(Element region listings)
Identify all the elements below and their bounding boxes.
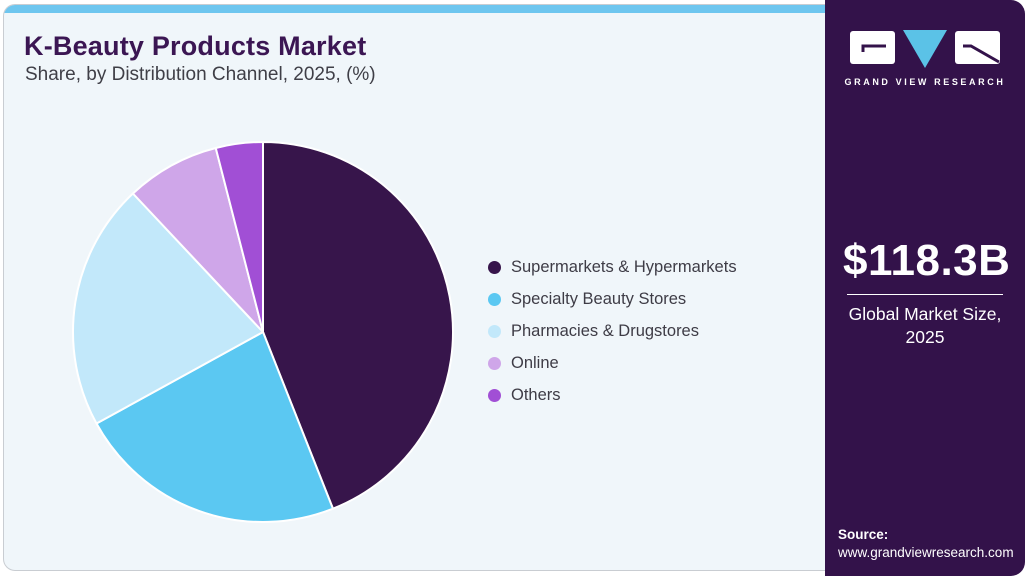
legend-swatch-icon	[488, 388, 501, 402]
legend-label: Others	[511, 385, 561, 404]
legend-item: Specialty Beauty Stores	[488, 289, 737, 309]
logo-g-glyph	[861, 44, 886, 52]
legend-item: Online	[488, 353, 737, 373]
legend-item: Supermarkets & Hypermarkets	[488, 257, 737, 277]
legend-swatch-icon	[488, 292, 501, 306]
source-block: Source: www.grandviewresearch.com	[838, 527, 1014, 560]
pie-slice-4	[214, 141, 264, 333]
pie-chart	[67, 136, 459, 528]
legend-label: Supermarkets & Hypermarkets	[511, 257, 737, 276]
legend-label: Online	[511, 353, 559, 372]
source-label: Source:	[838, 527, 889, 542]
sidebar: GRAND VIEW RESEARCH $118.3B Global Marke…	[825, 0, 1025, 576]
pie-slice-3	[131, 146, 264, 333]
pie-slice-2	[72, 192, 264, 425]
legend-item: Others	[488, 385, 737, 405]
legend-item: Pharmacies & Drugstores	[488, 321, 737, 341]
gvr-logo: GRAND VIEW RESEARCH	[825, 26, 1025, 87]
pie-chart-svg	[72, 141, 454, 523]
pie-slice-0	[262, 141, 454, 510]
logo-r-glyph	[963, 44, 1000, 64]
chart-card: K-Beauty Products Market Share, by Distr…	[3, 4, 826, 571]
pie-slice-1	[95, 331, 334, 523]
logo-wordmark: GRAND VIEW RESEARCH	[844, 77, 1006, 87]
page-subtitle: Share, by Distribution Channel, 2025, (%…	[25, 64, 376, 85]
legend-label: Pharmacies & Drugstores	[511, 321, 699, 340]
market-size-divider	[847, 294, 1003, 295]
legend-label: Specialty Beauty Stores	[511, 289, 687, 308]
source-url-link[interactable]: www.grandviewresearch.com	[838, 545, 1014, 560]
legend-swatch-icon	[488, 324, 501, 338]
gvr-logo-icon	[850, 30, 1000, 68]
page-title: K-Beauty Products Market	[24, 31, 367, 61]
logo-v-triangle	[903, 30, 947, 68]
top-accent-bar	[4, 5, 826, 13]
market-size-label: Global Market Size, 2025	[848, 304, 1002, 348]
legend-swatch-icon	[488, 356, 501, 370]
market-size-value: $118.3B	[843, 236, 1011, 285]
legend: Supermarkets & Hypermarkets Specialty Bea…	[488, 257, 737, 417]
legend-swatch-icon	[488, 260, 501, 274]
market-size-panel: $118.3B Global Market Size, 2025	[825, 236, 1025, 349]
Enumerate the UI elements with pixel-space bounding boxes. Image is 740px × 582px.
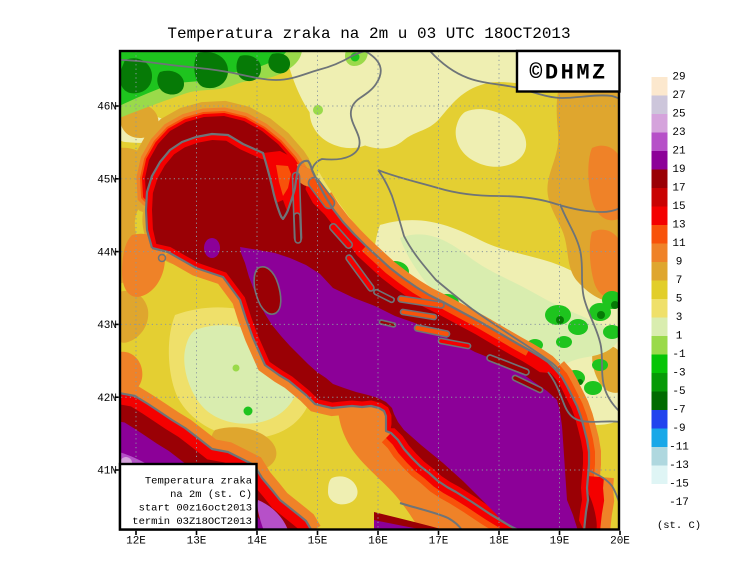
svg-text:Temperatura zraka: Temperatura zraka (145, 476, 252, 488)
svg-text:-1: -1 (672, 349, 686, 361)
svg-text:15: 15 (672, 201, 685, 213)
svg-text:19E: 19E (550, 536, 570, 548)
svg-text:na 2m (st. C): na 2m (st. C) (170, 489, 252, 501)
svg-text:41N: 41N (97, 466, 117, 478)
svg-text:start 00z16oct2013: start 00z16oct2013 (139, 503, 252, 515)
svg-text:12E: 12E (126, 536, 146, 548)
svg-text:25: 25 (672, 109, 685, 121)
svg-text:-3: -3 (672, 368, 685, 380)
svg-text:Temperatura zraka na 2m u 03 U: Temperatura zraka na 2m u 03 UTC 18OCT20… (167, 25, 570, 43)
svg-text:29: 29 (672, 72, 685, 84)
svg-text:21: 21 (672, 146, 686, 158)
svg-text:termin 03Z18OCT2013: termin 03Z18OCT2013 (132, 516, 252, 528)
svg-text:-7: -7 (672, 405, 685, 417)
svg-text:17: 17 (672, 183, 685, 195)
svg-text:1: 1 (676, 331, 683, 343)
svg-text:7: 7 (676, 275, 683, 287)
svg-text:-17: -17 (669, 497, 689, 509)
svg-text:45N: 45N (97, 175, 117, 187)
svg-text:15E: 15E (308, 536, 328, 548)
svg-text:-13: -13 (669, 460, 689, 472)
svg-text:17E: 17E (429, 536, 449, 548)
svg-text:9: 9 (676, 257, 683, 269)
svg-text:23: 23 (672, 127, 685, 139)
svg-text:20E: 20E (610, 536, 630, 548)
svg-text:©DHMZ: ©DHMZ (529, 61, 608, 86)
svg-text:-11: -11 (669, 442, 689, 454)
svg-text:5: 5 (676, 294, 683, 306)
svg-text:-5: -5 (672, 386, 685, 398)
svg-text:13E: 13E (187, 536, 207, 548)
svg-text:16E: 16E (368, 536, 388, 548)
svg-text:-15: -15 (669, 479, 689, 491)
svg-text:18E: 18E (489, 536, 509, 548)
svg-text:14E: 14E (247, 536, 267, 548)
svg-text:11: 11 (672, 238, 686, 250)
svg-text:27: 27 (672, 90, 685, 102)
svg-text:42N: 42N (97, 393, 117, 405)
svg-text:-9: -9 (672, 423, 685, 435)
svg-text:19: 19 (672, 164, 685, 176)
svg-text:43N: 43N (97, 320, 117, 332)
svg-text:44N: 44N (97, 247, 117, 259)
svg-text:(st. C): (st. C) (657, 520, 701, 532)
svg-text:13: 13 (672, 220, 685, 232)
svg-text:3: 3 (676, 312, 683, 324)
svg-text:46N: 46N (97, 102, 117, 114)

**PROBLEM STATEMENT:** Return every line of the items above verbatim, leaving out the pictures.

**THE SOLUTION:**
Identify all the elements below and their bounding boxes.
legend-swatch-icon	[488, 388, 501, 402]
legend-label: Others	[511, 385, 561, 404]
legend-item: Specialty Beauty Stores	[488, 289, 737, 309]
logo-g-glyph	[861, 44, 886, 52]
legend-item: Online	[488, 353, 737, 373]
legend-item: Supermarkets & Hypermarkets	[488, 257, 737, 277]
legend-swatch-icon	[488, 292, 501, 306]
source-block: Source: www.grandviewresearch.com	[838, 527, 1014, 560]
pie-slice-4	[214, 141, 264, 333]
pie-chart	[67, 136, 459, 528]
legend-label: Supermarkets & Hypermarkets	[511, 257, 737, 276]
legend-label: Online	[511, 353, 559, 372]
source-label: Source:	[838, 527, 889, 542]
sidebar: GRAND VIEW RESEARCH $118.3B Global Marke…	[825, 0, 1025, 576]
pie-slice-3	[131, 146, 264, 333]
pie-slice-2	[72, 192, 264, 425]
legend-item: Others	[488, 385, 737, 405]
legend-item: Pharmacies & Drugstores	[488, 321, 737, 341]
gvr-logo: GRAND VIEW RESEARCH	[825, 26, 1025, 87]
pie-chart-svg	[72, 141, 454, 523]
pie-slice-0	[262, 141, 454, 510]
logo-r-glyph	[963, 44, 1000, 64]
chart-card: K-Beauty Products Market Share, by Distr…	[3, 4, 826, 571]
pie-slice-1	[95, 331, 334, 523]
logo-wordmark: GRAND VIEW RESEARCH	[844, 77, 1006, 87]
page-subtitle: Share, by Distribution Channel, 2025, (%…	[25, 64, 376, 85]
legend-label: Pharmacies & Drugstores	[511, 321, 699, 340]
market-size-divider	[847, 294, 1003, 295]
legend-label: Specialty Beauty Stores	[511, 289, 687, 308]
source-url-link[interactable]: www.grandviewresearch.com	[838, 545, 1014, 560]
legend-swatch-icon	[488, 324, 501, 338]
gvr-logo-icon	[850, 30, 1000, 68]
page-title: K-Beauty Products Market	[24, 31, 367, 61]
logo-v-triangle	[903, 30, 947, 68]
top-accent-bar	[4, 5, 826, 13]
market-size-label: Global Market Size, 2025	[848, 304, 1002, 348]
legend-swatch-icon	[488, 356, 501, 370]
market-size-value: $118.3B	[843, 236, 1011, 285]
legend: Supermarkets & Hypermarkets Specialty Bea…	[488, 257, 737, 417]
legend-swatch-icon	[488, 260, 501, 274]
market-size-panel: $118.3B Global Market Size, 2025	[825, 236, 1025, 349]
Enumerate the UI elements with pixel-space bounding boxes. Image is 740px × 582px.
svg-text:Temperatura zraka: Temperatura zraka (145, 476, 252, 488)
svg-text:-1: -1 (672, 349, 686, 361)
svg-text:15: 15 (672, 201, 685, 213)
svg-text:19E: 19E (550, 536, 570, 548)
svg-text:na 2m (st. C): na 2m (st. C) (170, 489, 252, 501)
svg-text:41N: 41N (97, 466, 117, 478)
svg-text:start 00z16oct2013: start 00z16oct2013 (139, 503, 252, 515)
svg-text:12E: 12E (126, 536, 146, 548)
svg-text:25: 25 (672, 109, 685, 121)
svg-text:-3: -3 (672, 368, 685, 380)
svg-text:Temperatura zraka na 2m u 03 U: Temperatura zraka na 2m u 03 UTC 18OCT20… (167, 25, 570, 43)
svg-text:29: 29 (672, 72, 685, 84)
svg-text:21: 21 (672, 146, 686, 158)
svg-text:termin 03Z18OCT2013: termin 03Z18OCT2013 (132, 516, 252, 528)
svg-text:-7: -7 (672, 405, 685, 417)
svg-text:17: 17 (672, 183, 685, 195)
svg-text:1: 1 (676, 331, 683, 343)
svg-text:7: 7 (676, 275, 683, 287)
svg-text:-17: -17 (669, 497, 689, 509)
svg-text:45N: 45N (97, 175, 117, 187)
svg-text:15E: 15E (308, 536, 328, 548)
svg-text:-13: -13 (669, 460, 689, 472)
svg-text:17E: 17E (429, 536, 449, 548)
svg-text:9: 9 (676, 257, 683, 269)
svg-text:23: 23 (672, 127, 685, 139)
svg-text:20E: 20E (610, 536, 630, 548)
svg-text:©DHMZ: ©DHMZ (529, 61, 608, 86)
svg-text:-11: -11 (669, 442, 689, 454)
svg-text:5: 5 (676, 294, 683, 306)
svg-text:-5: -5 (672, 386, 685, 398)
svg-text:13E: 13E (187, 536, 207, 548)
svg-text:16E: 16E (368, 536, 388, 548)
svg-text:-15: -15 (669, 479, 689, 491)
svg-text:18E: 18E (489, 536, 509, 548)
svg-text:14E: 14E (247, 536, 267, 548)
svg-text:11: 11 (672, 238, 686, 250)
svg-text:27: 27 (672, 90, 685, 102)
svg-text:42N: 42N (97, 393, 117, 405)
svg-text:-9: -9 (672, 423, 685, 435)
svg-text:19: 19 (672, 164, 685, 176)
svg-text:43N: 43N (97, 320, 117, 332)
svg-text:44N: 44N (97, 247, 117, 259)
svg-text:(st. C): (st. C) (657, 520, 701, 532)
svg-text:13: 13 (672, 220, 685, 232)
svg-text:3: 3 (676, 312, 683, 324)
svg-text:46N: 46N (97, 102, 117, 114)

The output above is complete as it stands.